Can you reproduce the A600 amp thread word for word between "I am repairing" and "(Jan 24, 2009)", inclusive?

* Start Text block *

# Need help on a part for an A600



## Doc ProMos (Jul 1, 2012)

I am repairing an A600 and have been chasing down a short... as I was looking I noticed that the parts in Q12 and Q30 don't match on this amp... if someone could check their amp or a schematic I would appreciate it.... mine has a MPSA06 in Q12 and a MPSA56 in Q30...thanx in advance...keith


----------



## ATOMICTECH62 (Jan 24, 2009)

Why do you think they should match? are they like that on the other channel?
Those two transistors are complementary bipolar transistors.They are matched pnp-npn pairs made for class A-AB amplifiers.


----------



## Darth SQ (Sep 17, 2010)

Send me a close up pic and I'll see what I can do.

Bret
PPI-ART COLLECTOR


----------



## Doc ProMos (Jul 1, 2012)

ATOMICTECH62 said:


> Why do you think they should match? are they like that on the other channel?
> Those two transistors are complementary bipolar transistors.They are matched pnp-npn pairs made for class A-AB amplifiers.

* End Text block *
* Start Data rows *

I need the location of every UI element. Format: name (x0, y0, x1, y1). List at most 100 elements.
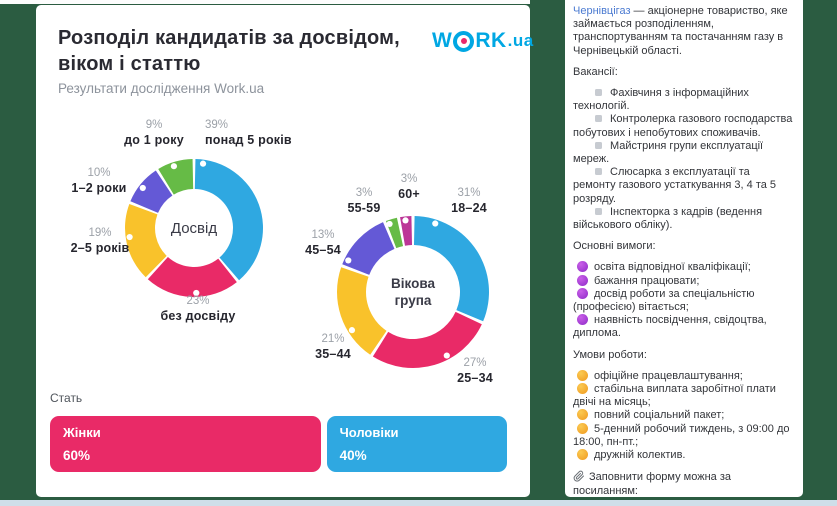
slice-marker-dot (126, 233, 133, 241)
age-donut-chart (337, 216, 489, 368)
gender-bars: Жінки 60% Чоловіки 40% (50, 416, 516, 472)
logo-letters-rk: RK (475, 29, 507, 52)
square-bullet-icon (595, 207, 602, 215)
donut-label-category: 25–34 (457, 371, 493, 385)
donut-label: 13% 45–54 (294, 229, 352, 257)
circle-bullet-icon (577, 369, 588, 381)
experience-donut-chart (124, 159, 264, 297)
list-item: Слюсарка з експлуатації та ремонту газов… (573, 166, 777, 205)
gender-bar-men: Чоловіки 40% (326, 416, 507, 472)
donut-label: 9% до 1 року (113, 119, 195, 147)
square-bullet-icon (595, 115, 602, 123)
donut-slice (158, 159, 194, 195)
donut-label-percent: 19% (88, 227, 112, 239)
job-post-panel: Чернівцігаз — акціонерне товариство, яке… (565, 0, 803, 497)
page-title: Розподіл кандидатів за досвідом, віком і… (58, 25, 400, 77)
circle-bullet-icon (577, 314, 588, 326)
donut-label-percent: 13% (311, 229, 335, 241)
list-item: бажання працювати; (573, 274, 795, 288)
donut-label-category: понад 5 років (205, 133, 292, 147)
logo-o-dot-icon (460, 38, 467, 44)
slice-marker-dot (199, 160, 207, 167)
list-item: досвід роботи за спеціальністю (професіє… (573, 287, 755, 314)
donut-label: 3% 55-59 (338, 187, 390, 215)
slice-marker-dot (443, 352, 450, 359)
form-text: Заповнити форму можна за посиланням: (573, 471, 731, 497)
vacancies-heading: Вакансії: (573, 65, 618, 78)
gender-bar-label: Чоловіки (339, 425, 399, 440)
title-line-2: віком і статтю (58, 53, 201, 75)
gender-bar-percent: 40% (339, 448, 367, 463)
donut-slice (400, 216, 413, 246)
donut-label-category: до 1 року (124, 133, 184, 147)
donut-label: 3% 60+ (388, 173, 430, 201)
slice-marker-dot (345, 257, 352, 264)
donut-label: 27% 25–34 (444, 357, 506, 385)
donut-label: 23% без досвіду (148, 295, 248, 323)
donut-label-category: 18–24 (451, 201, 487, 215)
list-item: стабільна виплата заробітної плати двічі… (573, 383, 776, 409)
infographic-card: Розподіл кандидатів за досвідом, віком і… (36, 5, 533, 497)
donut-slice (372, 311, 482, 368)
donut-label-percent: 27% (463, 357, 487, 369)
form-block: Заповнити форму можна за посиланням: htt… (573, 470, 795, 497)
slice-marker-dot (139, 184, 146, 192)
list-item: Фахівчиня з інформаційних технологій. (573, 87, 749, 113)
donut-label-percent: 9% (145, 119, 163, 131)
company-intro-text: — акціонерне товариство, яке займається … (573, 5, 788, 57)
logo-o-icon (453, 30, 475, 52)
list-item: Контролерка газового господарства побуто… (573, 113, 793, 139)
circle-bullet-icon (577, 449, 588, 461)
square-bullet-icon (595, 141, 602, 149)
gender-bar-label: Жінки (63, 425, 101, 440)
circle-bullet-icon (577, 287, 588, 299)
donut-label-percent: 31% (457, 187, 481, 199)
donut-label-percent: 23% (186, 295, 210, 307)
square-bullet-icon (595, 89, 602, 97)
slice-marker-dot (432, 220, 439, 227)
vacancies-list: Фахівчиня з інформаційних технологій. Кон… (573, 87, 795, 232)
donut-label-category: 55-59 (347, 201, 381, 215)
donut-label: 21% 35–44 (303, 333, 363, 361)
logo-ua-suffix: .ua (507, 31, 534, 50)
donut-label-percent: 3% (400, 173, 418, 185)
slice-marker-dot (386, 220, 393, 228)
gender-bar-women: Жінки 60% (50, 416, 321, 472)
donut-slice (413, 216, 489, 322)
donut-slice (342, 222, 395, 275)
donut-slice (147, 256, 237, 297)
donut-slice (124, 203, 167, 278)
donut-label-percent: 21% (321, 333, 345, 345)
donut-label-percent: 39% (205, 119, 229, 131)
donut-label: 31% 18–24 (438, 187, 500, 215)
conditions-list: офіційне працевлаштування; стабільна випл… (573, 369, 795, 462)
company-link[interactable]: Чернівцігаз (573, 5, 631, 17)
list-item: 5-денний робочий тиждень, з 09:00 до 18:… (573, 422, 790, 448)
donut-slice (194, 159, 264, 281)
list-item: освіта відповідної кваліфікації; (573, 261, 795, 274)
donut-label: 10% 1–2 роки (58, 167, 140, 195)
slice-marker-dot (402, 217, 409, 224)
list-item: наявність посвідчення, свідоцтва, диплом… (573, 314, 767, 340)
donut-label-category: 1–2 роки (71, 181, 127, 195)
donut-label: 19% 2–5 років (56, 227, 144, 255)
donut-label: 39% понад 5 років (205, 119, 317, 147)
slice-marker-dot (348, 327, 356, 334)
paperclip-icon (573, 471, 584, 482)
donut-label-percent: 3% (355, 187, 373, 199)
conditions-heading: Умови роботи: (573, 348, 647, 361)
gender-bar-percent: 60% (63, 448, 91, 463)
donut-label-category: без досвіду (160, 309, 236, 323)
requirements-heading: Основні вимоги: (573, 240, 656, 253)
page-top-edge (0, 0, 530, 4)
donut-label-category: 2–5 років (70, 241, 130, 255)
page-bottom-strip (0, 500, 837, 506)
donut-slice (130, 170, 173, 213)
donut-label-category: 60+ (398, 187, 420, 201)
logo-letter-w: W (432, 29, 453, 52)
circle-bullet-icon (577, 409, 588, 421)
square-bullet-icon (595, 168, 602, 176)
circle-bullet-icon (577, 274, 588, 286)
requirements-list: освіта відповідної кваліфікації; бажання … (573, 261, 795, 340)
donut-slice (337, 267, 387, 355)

* End Data rows *
* Start Data rows *

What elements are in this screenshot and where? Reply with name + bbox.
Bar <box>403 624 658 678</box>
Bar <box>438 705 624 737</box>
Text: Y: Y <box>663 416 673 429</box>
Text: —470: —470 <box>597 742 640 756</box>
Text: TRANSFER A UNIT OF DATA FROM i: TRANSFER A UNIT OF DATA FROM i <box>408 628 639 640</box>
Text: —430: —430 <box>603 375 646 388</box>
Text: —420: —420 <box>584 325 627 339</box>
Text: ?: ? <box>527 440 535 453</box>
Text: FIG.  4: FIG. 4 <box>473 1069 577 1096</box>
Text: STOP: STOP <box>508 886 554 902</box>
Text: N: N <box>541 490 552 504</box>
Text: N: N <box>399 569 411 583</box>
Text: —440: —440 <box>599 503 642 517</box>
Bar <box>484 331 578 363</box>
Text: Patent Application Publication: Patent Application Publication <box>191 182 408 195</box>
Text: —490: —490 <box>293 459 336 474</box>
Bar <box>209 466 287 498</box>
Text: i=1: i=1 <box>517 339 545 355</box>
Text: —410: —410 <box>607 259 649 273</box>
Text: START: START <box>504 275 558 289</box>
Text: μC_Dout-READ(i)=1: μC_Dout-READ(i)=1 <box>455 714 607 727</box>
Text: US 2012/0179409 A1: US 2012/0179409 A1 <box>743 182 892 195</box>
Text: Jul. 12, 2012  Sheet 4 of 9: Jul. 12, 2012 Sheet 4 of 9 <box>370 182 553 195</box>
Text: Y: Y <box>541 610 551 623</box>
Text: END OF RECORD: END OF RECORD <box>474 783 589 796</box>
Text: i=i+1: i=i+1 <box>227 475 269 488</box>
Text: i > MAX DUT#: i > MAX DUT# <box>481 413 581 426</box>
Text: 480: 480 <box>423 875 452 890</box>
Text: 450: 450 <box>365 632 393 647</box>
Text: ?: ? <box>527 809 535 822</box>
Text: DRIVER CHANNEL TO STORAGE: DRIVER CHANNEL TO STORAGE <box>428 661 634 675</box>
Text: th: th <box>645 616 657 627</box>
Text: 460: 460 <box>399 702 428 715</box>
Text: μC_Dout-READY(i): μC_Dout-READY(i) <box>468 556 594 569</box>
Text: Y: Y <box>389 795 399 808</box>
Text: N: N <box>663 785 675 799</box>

* End Data rows *

Solution below:
I am repairing an A600 and have been chasing down a short... as I was looking I noticed that the parts in Q12 and Q30 don't match on this amp... if someone could check their amp or a schematic I would appreciate it.... mine has a MPSA06 in Q12 and a MPSA56 in Q30...thanx in advance...keith


----------



## ATOMICTECH62 (Jan 24, 2009)